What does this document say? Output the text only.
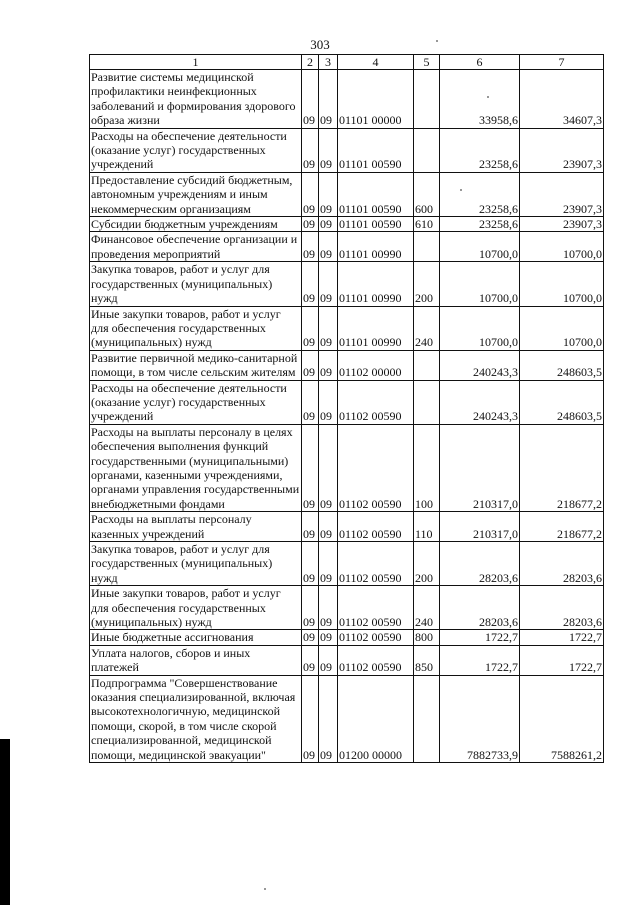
303
1	2	3	4	5	6	7
Развитие системы медицинской профилактики неинфекционных заболеваний и формирования здорового образа жизни	09	09	01101 00000		33958,6	34607,3
Расходы на обеспечение деятельности (оказание услуг) государственных учреждений	09	09	01101 00590		23258,6	23907,3
Предоставление субсидий бюджетным, автономным учреждениям и иным некоммерческим организациям	09	09	01101 00590	600	23258,6	23907,3
Субсидии бюджетным учреждениям	09	09	01101 00590	610	23258,6	23907,3
Финансовое обеспечение организации и проведения мероприятий	09	09	01101 00990		10700,0	10700,0
Закупка товаров, работ и услуг для государственных (муниципальных) нужд	09	09	01101 00990	200	10700,0	10700,0
Иные закупки товаров, работ и услуг для обеспечения государственных (муниципальных) нужд	09	09	01101 00990	240	10700,0	10700,0
Развитие первичной медико-санитарной помощи, в том числе сельским жителям	09	09	01102 00000		240243,3	248603,5
Расходы на обеспечение деятельности (оказание услуг) государственных учреждений	09	09	01102 00590		240243,3	248603,5
Расходы на выплаты персоналу в целях обеспечения выполнения функций государственными (муниципальными) органами, казенными учреждениями, органами управления государственными внебюджетными фондами	09	09	01102 00590	100	210317,0	218677,2
Расходы на выплаты персоналу казенных учреждений	09	09	01102 00590	110	210317,0	218677,2
Закупка товаров, работ и услуг для государственных (муниципальных) нужд	09	09	01102 00590	200	28203,6	28203,6
Иные закупки товаров, работ и услуг для обеспечения государственных (муниципальных) нужд	09	09	01102 00590	240	28203,6	28203,6
Иные бюджетные ассигнования	09	09	01102 00590	800	1722,7	1722,7
Уплата налогов, сборов и иных платежей	09	09	01102 00590	850	1722,7	1722,7
Подпрограмма "Совершенствование оказания специализированной, включая высокотехнологичную, медицинской помощи, скорой, в том числе скорой специализированной, медицинской помощи, медицинской эвакуации"	09	09	01200 00000		7882733,9	7588261,2
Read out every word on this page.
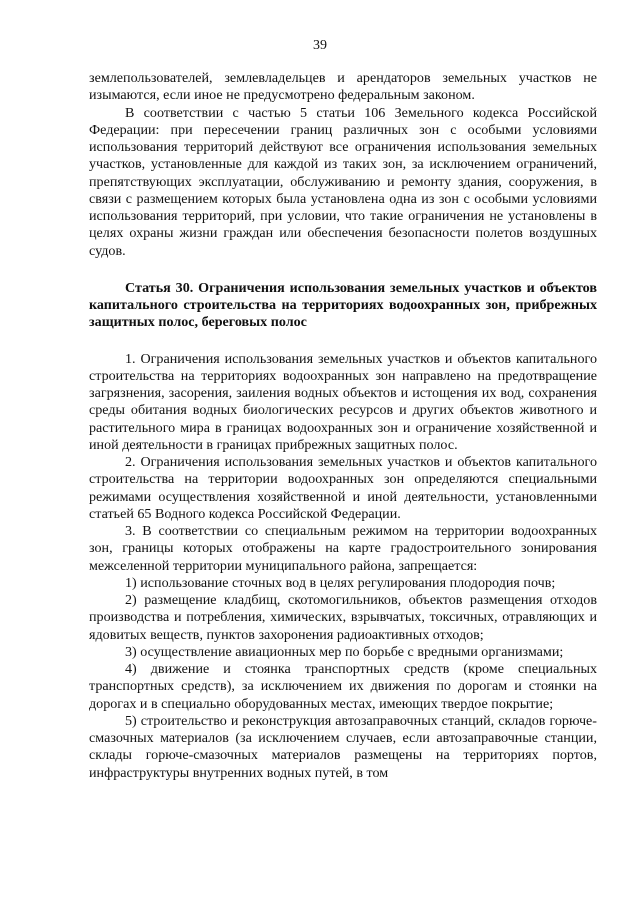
39

землепользователей, землевладельцев и арендаторов земельных участков не изымаются, если иное не предусмотрено федеральным законом.

В соответствии с частью 5 статьи 106 Земельного кодекса Российской Федерации: при пересечении границ различных зон с особыми условиями использования территорий действуют все ограничения использования земельных участков, установленные для каждой из таких зон, за исключением ограничений, препятствующих эксплуатации, обслуживанию и ремонту здания, сооружения, в связи с размещением которых была установлена одна из зон с особыми условиями использования территорий, при условии, что такие ограничения не установлены в целях охраны жизни граждан или обеспечения безопасности полетов воздушных судов.

Статья 30. Ограничения использования земельных участков и объектов капитального строительства на территориях водоохранных зон, прибрежных защитных полос, береговых полос

1. Ограничения использования земельных участков и объектов капитального строительства на территориях водоохранных зон направлено на предотвращение загрязнения, засорения, заиления водных объектов и истощения их вод, сохранения среды обитания водных биологических ресурсов и других объектов животного и растительного мира в границах водоохранных зон и ограничение хозяйственной и иной деятельности в границах прибрежных защитных полос.

2. Ограничения использования земельных участков и объектов капитального строительства на территории водоохранных зон определяются специальными режимами осуществления хозяйственной и иной деятельности, установленными статьей 65 Водного кодекса Российской Федерации.

3. В соответствии со специальным режимом на территории водоохранных зон, границы которых отображены на карте градостроительного зонирования межселенной территории муниципального района, запрещается:

1) использование сточных вод в целях регулирования плодородия почв;

2) размещение кладбищ, скотомогильников, объектов размещения отходов производства и потребления, химических, взрывчатых, токсичных, отравляющих и ядовитых веществ, пунктов захоронения радиоактивных отходов;

3) осуществление авиационных мер по борьбе с вредными организмами;

4) движение и стоянка транспортных средств (кроме специальных транспортных средств), за исключением их движения по дорогам и стоянки на дорогах и в специально оборудованных местах, имеющих твердое покрытие;

5) строительство и реконструкция автозаправочных станций, складов горюче-смазочных материалов (за исключением случаев, если автозаправочные станции, склады горюче-смазочных материалов размещены на территориях портов, инфраструктуры внутренних водных путей, в том
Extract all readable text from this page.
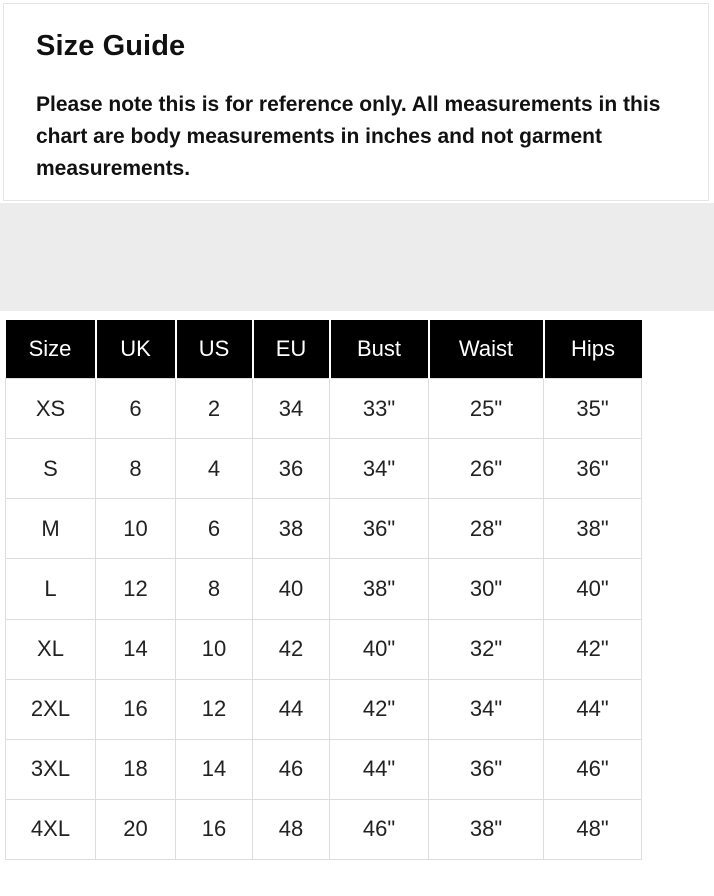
Size Guide

Please note this is for reference only. All measurements in this chart are body measurements in inches and not garment measurements.

Size	UK	US	EU	Bust	Waist	Hips
XS	6	2	34	33"	25"	35"
S	8	4	36	34"	26"	36"
M	10	6	38	36"	28"	38"
L	12	8	40	38"	30"	40"
XL	14	10	42	40"	32"	42"
2XL	16	12	44	42"	34"	44"
3XL	18	14	46	44"	36"	46"
4XL	20	16	48	46"	38"	48"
______
_Problem description_
Collect each line holding the string "хозяйственной".

_Answer to this exercise_
1. Ограничения использования земельных участков и объектов капитального строительства на территориях водоохранных зон направлено на предотвращение загрязнения, засорения, заиления водных объектов и истощения их вод, сохранения среды обитания водных биологических ресурсов и других объектов животного и растительного мира в границах водоохранных зон и ограничение хозяйственной и иной деятельности в границах прибрежных защитных полос.
2. Ограничения использования земельных участков и объектов капитального строительства на территории водоохранных зон определяются специальными режимами осуществления хозяйственной и иной деятельности, установленными статьей 65 Водного кодекса Российской Федерации.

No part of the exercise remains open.